» REQUIRED ACTION: Every record below must come back exactly as written, with the images dropped.
== SUPPLIED MATERIAL ==
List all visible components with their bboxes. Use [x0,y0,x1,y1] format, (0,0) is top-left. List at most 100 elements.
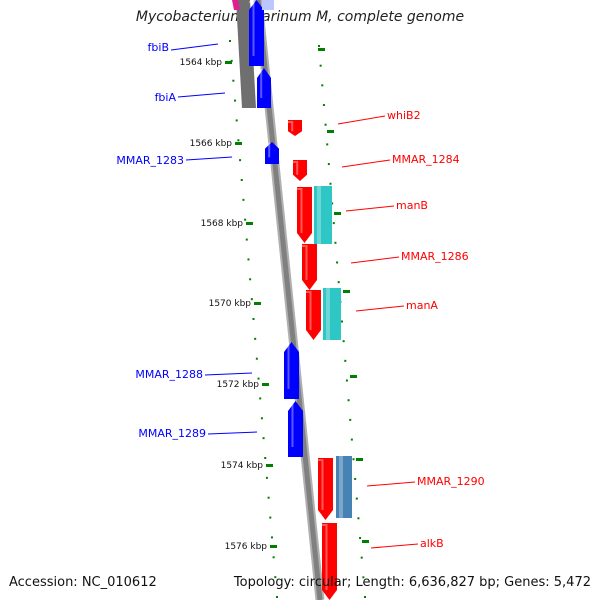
gene-label-mmar_1290[interactable]: MMAR_1290 [417,475,485,488]
leader-line [204,372,253,376]
tick-dot-left [244,218,247,221]
leader-line [366,481,416,487]
gene-arrow-fbia[interactable] [257,68,271,108]
tick-dot-right [354,477,357,480]
tick-dot-right [344,359,347,362]
leader-line [370,543,419,549]
tick-dot-right [364,596,366,598]
tick-mark-right [327,130,334,133]
tick-dot-right [345,379,348,382]
tick-dot-left [237,139,240,142]
tick-dot-right [362,576,365,579]
gene-label-whib2[interactable]: whiB2 [387,109,421,122]
gene-arrow-manb[interactable] [297,187,312,243]
tick-dot-left [252,318,255,320]
map-title: Mycobacterium marinum M, complete genome [135,9,465,25]
leader-line [207,431,258,435]
gene-label-mmar_1286[interactable]: MMAR_1286 [401,250,469,263]
tick-label: 1576 kbp [225,542,268,552]
tick-dot-left [249,278,252,281]
gene-arrow-fbib[interactable] [249,0,264,66]
tick-dot-right [347,399,350,402]
rna-feature[interactable] [336,456,352,518]
tick-label: 1566 kbp [190,139,233,149]
tick-dot-left [245,238,248,241]
tick-dot-left [239,159,242,162]
tick-mark [235,142,242,145]
tick-dot-right [352,458,355,461]
gene-label-fbia[interactable]: fbiA [155,91,177,104]
accession-text: Accession: NC_010612 [9,575,157,590]
leader-line [341,159,391,168]
leader-line [345,205,395,212]
tick-dot-left [232,79,235,82]
tick-dot-left [234,99,237,102]
gene-arrow-mmar_1286[interactable] [302,244,317,290]
gene-arrow-mmar_1284[interactable] [293,160,307,181]
gene-arrow-mmar_1289[interactable] [288,401,303,457]
gene-label-manb[interactable]: manB [396,199,428,212]
tick-mark [266,464,273,467]
gene-label-mmar_1289[interactable]: MMAR_1289 [138,427,206,440]
leader-line [177,92,226,98]
tick-mark-right [318,48,325,51]
tick-dot-left [274,576,277,579]
gene-arrow-mana[interactable] [306,290,321,340]
tick-mark [225,61,232,64]
tick-dot-left [230,59,233,62]
feature-layer [249,0,352,600]
tick-dot-right [334,241,337,244]
tick-dot-right [337,281,340,284]
tick-mark-right [334,212,341,215]
gene-label-mmar_1284[interactable]: MMAR_1284 [392,153,460,166]
gene-label-mmar_1283[interactable]: MMAR_1283 [116,154,184,167]
gene-label-alkb[interactable]: alkB [420,537,444,550]
tick-dot-right [359,536,362,539]
tick-dot-right [329,182,332,185]
gene-label-mana[interactable]: manA [406,299,438,312]
leader-line [337,115,386,125]
gene-arrow-whib2[interactable] [288,120,302,136]
tick-dot-right [342,340,345,343]
tick-dot-right [319,64,322,67]
gene-arrow-alkb[interactable] [322,523,337,600]
tick-mark [262,383,269,386]
tick-dot-left [257,377,260,380]
tick-dot-right [360,556,363,559]
gene-arrow-mmar_1288[interactable] [284,342,299,399]
tick-dot-right [349,418,352,421]
gene-arrow-mmar_1283[interactable] [265,142,279,164]
rna-feature[interactable] [314,186,332,244]
tick-dot-left [250,298,253,301]
topology-text: Topology: circular; Length: 6,636,827 bp… [233,575,591,590]
tick-dot-left [260,417,263,420]
tick-dot-right [324,123,327,126]
tick-dot-right [332,222,335,225]
tick-label: 1570 kbp [209,299,252,309]
tick-dot-left [276,596,278,598]
tick-dot-right [336,261,339,264]
leader-line [185,156,233,161]
tick-dot-left [259,397,262,400]
gene-arrow-mmar_1290[interactable] [318,458,333,520]
tick-dot-left [247,258,250,261]
tick-dot-right [326,143,329,146]
tick-dot-left [254,337,257,340]
tick-dot-right [331,202,334,205]
label-layer: fbiB fbiA MMAR_1283 MMAR_1288 MMAR_1289 whiB2… [116,41,484,550]
tick-mark-right [350,375,357,378]
tick-dot-left [264,457,267,459]
tick-label: 1564 kbp [180,58,223,68]
tick-dot-left [267,496,270,499]
tick-layer: 1564 kbp 1566 kbp 1568 kbp 1570 kbp 1572 kbp… [180,40,369,598]
tick-mark-right [343,290,350,293]
gene-label-fbib[interactable]: fbiB [148,41,169,54]
gene-label-mmar_1288[interactable]: MMAR_1288 [135,368,203,381]
tick-dot-right [350,438,353,441]
tick-dot-left [240,179,243,181]
backbone-pink-mark [232,0,240,10]
tick-dot-left [265,476,268,479]
leader-line [355,305,405,312]
rna-feature[interactable] [323,288,341,340]
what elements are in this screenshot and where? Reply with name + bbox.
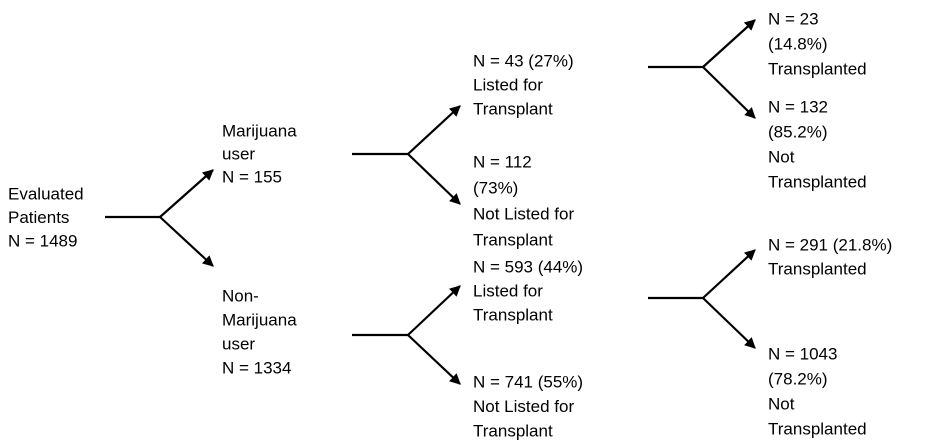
node-label: Non- [222, 286, 259, 305]
arrow [407, 285, 461, 336]
node-label: N = 112 [473, 152, 532, 171]
node-labels: Evaluated Patients N = 1489 Marijuana user N … [8, 9, 892, 440]
node-label: N = 1334 [222, 358, 291, 377]
node-label: N = 23 [768, 9, 819, 28]
node-label: Listed for [473, 281, 543, 300]
arrow [407, 105, 461, 155]
node-label: (85.2%) [768, 122, 828, 141]
node-label: user [222, 334, 255, 353]
arrow [407, 334, 461, 385]
connectors [105, 19, 756, 385]
node-label: Transplant [473, 99, 553, 118]
node-label: Transplant [473, 421, 553, 440]
node-label: Not Listed for [473, 397, 574, 416]
node-label: Transplant [473, 305, 553, 324]
node-label: Listed for [473, 75, 543, 94]
node-label: Not [768, 147, 795, 166]
node-label: (78.2%) [768, 369, 828, 388]
node-label: Not Listed for [473, 204, 574, 223]
node-label: Transplanted [768, 59, 867, 78]
arrow [159, 216, 214, 267]
node-label: Marijuana [222, 310, 297, 329]
node-label: N = 291 (21.8%) [768, 235, 892, 254]
node-label: Evaluated [8, 184, 84, 203]
node-label: (14.8%) [768, 34, 828, 53]
node-label: (73%) [473, 178, 518, 197]
node-label: Marijuana [222, 121, 297, 140]
node-label: N = 593 (44%) [473, 257, 583, 276]
node-label: Not [768, 394, 795, 413]
arrow [702, 66, 756, 119]
node-label: Transplanted [768, 172, 867, 191]
node-label: N = 43 (27%) [473, 51, 574, 70]
node-label: N = 1043 [768, 344, 837, 363]
node-label: Transplanted [768, 419, 867, 438]
node-label: N = 1489 [8, 231, 77, 250]
arrow [159, 169, 214, 218]
arrow [702, 249, 756, 299]
arrow [702, 297, 756, 349]
node-label: N = 132 [768, 97, 828, 116]
arrow [702, 19, 756, 68]
arrow [407, 153, 461, 205]
node-label: user [222, 144, 255, 163]
node-label: Transplanted [768, 259, 867, 278]
node-label: Patients [8, 208, 69, 227]
node-label: Transplant [473, 230, 553, 249]
node-label: N = 155 [222, 167, 282, 186]
node-label: N = 741 (55%) [473, 372, 583, 391]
===
» ANSWER TO THE EXERCISE:
List all visible components with their bboxes. Use [x0,y0,x1,y1] format, (0,0) is top-left. List at most 100 elements.
gene-label-mmar_1290[interactable]: MMAR_1290 [417,475,485,488]
leader-line [204,372,253,376]
tick-dot-left [244,218,247,221]
leader-line [366,481,416,487]
gene-arrow-fbia[interactable] [257,68,271,108]
tick-dot-right [354,477,357,480]
tick-dot-right [344,359,347,362]
leader-line [370,543,419,549]
tick-dot-right [364,596,366,598]
tick-mark-right [327,130,334,133]
tick-dot-right [345,379,348,382]
tick-dot-left [237,139,240,142]
tick-dot-right [362,576,365,579]
gene-label-whib2[interactable]: whiB2 [387,109,421,122]
gene-arrow-manb[interactable] [297,187,312,243]
tick-dot-left [252,318,255,320]
map-title: Mycobacterium marinum M, complete genome [135,9,465,25]
leader-line [207,431,258,435]
gene-label-mmar_1286[interactable]: MMAR_1286 [401,250,469,263]
tick-label: 1576 kbp [225,542,268,552]
tick-dot-left [249,278,252,281]
gene-arrow-fbib[interactable] [249,0,264,66]
tick-dot-right [347,399,350,402]
rna-feature[interactable] [336,456,352,518]
tick-label: 1566 kbp [190,139,233,149]
tick-dot-left [245,238,248,241]
tick-dot-left [239,159,242,162]
tick-mark [235,142,242,145]
tick-dot-right [352,458,355,461]
gene-label-fbia[interactable]: fbiA [155,91,177,104]
accession-text: Accession: NC_010612 [9,575,157,590]
leader-line [341,159,391,168]
leader-line [345,205,395,212]
tick-dot-left [232,79,235,82]
tick-dot-left [234,99,237,102]
gene-arrow-mmar_1286[interactable] [302,244,317,290]
gene-arrow-mmar_1284[interactable] [293,160,307,181]
gene-arrow-mmar_1289[interactable] [288,401,303,457]
gene-label-manb[interactable]: manB [396,199,428,212]
tick-mark [266,464,273,467]
gene-label-mmar_1289[interactable]: MMAR_1289 [138,427,206,440]
leader-line [177,92,226,98]
tick-mark-right [318,48,325,51]
tick-dot-left [274,576,277,579]
gene-arrow-mana[interactable] [306,290,321,340]
tick-mark [225,61,232,64]
tick-dot-left [230,59,233,62]
feature-layer [249,0,352,600]
tick-dot-right [334,241,337,244]
tick-dot-right [337,281,340,284]
tick-mark-right [334,212,341,215]
gene-label-mmar_1284[interactable]: MMAR_1284 [392,153,460,166]
gene-label-mmar_1283[interactable]: MMAR_1283 [116,154,184,167]
gene-label-alkb[interactable]: alkB [420,537,444,550]
tick-dot-right [359,536,362,539]
tick-dot-right [329,182,332,185]
gene-label-mana[interactable]: manA [406,299,438,312]
leader-line [337,115,386,125]
gene-arrow-whib2[interactable] [288,120,302,136]
tick-dot-right [342,340,345,343]
tick-dot-right [319,64,322,67]
gene-arrow-alkb[interactable] [322,523,337,600]
tick-mark [262,383,269,386]
tick-dot-left [257,377,260,380]
tick-dot-right [360,556,363,559]
gene-arrow-mmar_1288[interactable] [284,342,299,399]
tick-dot-right [349,418,352,421]
gene-arrow-mmar_1283[interactable] [265,142,279,164]
rna-feature[interactable] [314,186,332,244]
tick-dot-left [250,298,253,301]
topology-text: Topology: circular; Length: 6,636,827 bp… [233,575,591,590]
tick-dot-left [260,417,263,420]
tick-dot-right [324,123,327,126]
tick-dot-right [332,222,335,225]
tick-label: 1570 kbp [209,299,252,309]
tick-dot-left [276,596,278,598]
tick-dot-right [336,261,339,264]
leader-line [185,156,233,161]
tick-dot-left [259,397,262,400]
gene-arrow-mmar_1290[interactable] [318,458,333,520]
tick-dot-left [247,258,250,261]
tick-dot-right [326,143,329,146]
tick-dot-left [254,337,257,340]
tick-dot-right [331,202,334,205]
label-layer: fbiB fbiA MMAR_1283 MMAR_1288 MMAR_1289 whiB2… [116,41,484,550]
tick-mark-right [350,375,357,378]
tick-dot-left [264,457,267,459]
tick-label: 1564 kbp [180,58,223,68]
tick-dot-left [267,496,270,499]
tick-layer: 1564 kbp 1566 kbp 1568 kbp 1570 kbp 1572 kbp… [180,40,369,598]
tick-mark-right [343,290,350,293]
gene-label-fbib[interactable]: fbiB [148,41,169,54]
gene-label-mmar_1288[interactable]: MMAR_1288 [135,368,203,381]
tick-dot-right [350,438,353,441]
tick-dot-left [240,179,243,181]
backbone-pink-mark [232,0,240,10]
tick-dot-left [265,476,268,479]
leader-line [355,305,405,312]
rna-feature[interactable] [323,288,341,340]
what elements are in this screenshot and where? Reply with name + bbox.
node-label: Non- [222, 286, 259, 305]
arrow [407, 285, 461, 336]
node-label: N = 112 [473, 152, 532, 171]
node-labels: Evaluated Patients N = 1489 Marijuana user N … [8, 9, 892, 440]
node-label: N = 1334 [222, 358, 291, 377]
node-label: N = 23 [768, 9, 819, 28]
node-label: Listed for [473, 281, 543, 300]
arrow [407, 105, 461, 155]
node-label: (85.2%) [768, 122, 828, 141]
node-label: user [222, 334, 255, 353]
arrow [407, 334, 461, 385]
connectors [105, 19, 756, 385]
node-label: Transplant [473, 99, 553, 118]
node-label: Transplant [473, 421, 553, 440]
node-label: Not Listed for [473, 397, 574, 416]
node-label: Transplant [473, 305, 553, 324]
node-label: Listed for [473, 75, 543, 94]
node-label: Not [768, 147, 795, 166]
node-label: (78.2%) [768, 369, 828, 388]
node-label: Not Listed for [473, 204, 574, 223]
node-label: Transplanted [768, 59, 867, 78]
arrow [159, 216, 214, 267]
node-label: Marijuana [222, 310, 297, 329]
node-label: N = 291 (21.8%) [768, 235, 892, 254]
node-label: Evaluated [8, 184, 84, 203]
node-label: (14.8%) [768, 34, 828, 53]
node-label: (73%) [473, 178, 518, 197]
node-label: Marijuana [222, 121, 297, 140]
node-label: N = 593 (44%) [473, 257, 583, 276]
node-label: Not [768, 394, 795, 413]
arrow [702, 66, 756, 119]
node-label: Transplanted [768, 172, 867, 191]
node-label: N = 43 (27%) [473, 51, 574, 70]
node-label: N = 1043 [768, 344, 837, 363]
node-label: Transplanted [768, 419, 867, 438]
node-label: N = 1489 [8, 231, 77, 250]
arrow [159, 169, 214, 218]
arrow [702, 249, 756, 299]
arrow [702, 297, 756, 349]
node-label: N = 132 [768, 97, 828, 116]
arrow [702, 19, 756, 68]
arrow [407, 153, 461, 205]
node-label: user [222, 144, 255, 163]
node-label: Transplanted [768, 259, 867, 278]
node-label: Patients [8, 208, 69, 227]
node-label: Transplant [473, 230, 553, 249]
node-label: N = 155 [222, 167, 282, 186]
node-label: N = 741 (55%) [473, 372, 583, 391]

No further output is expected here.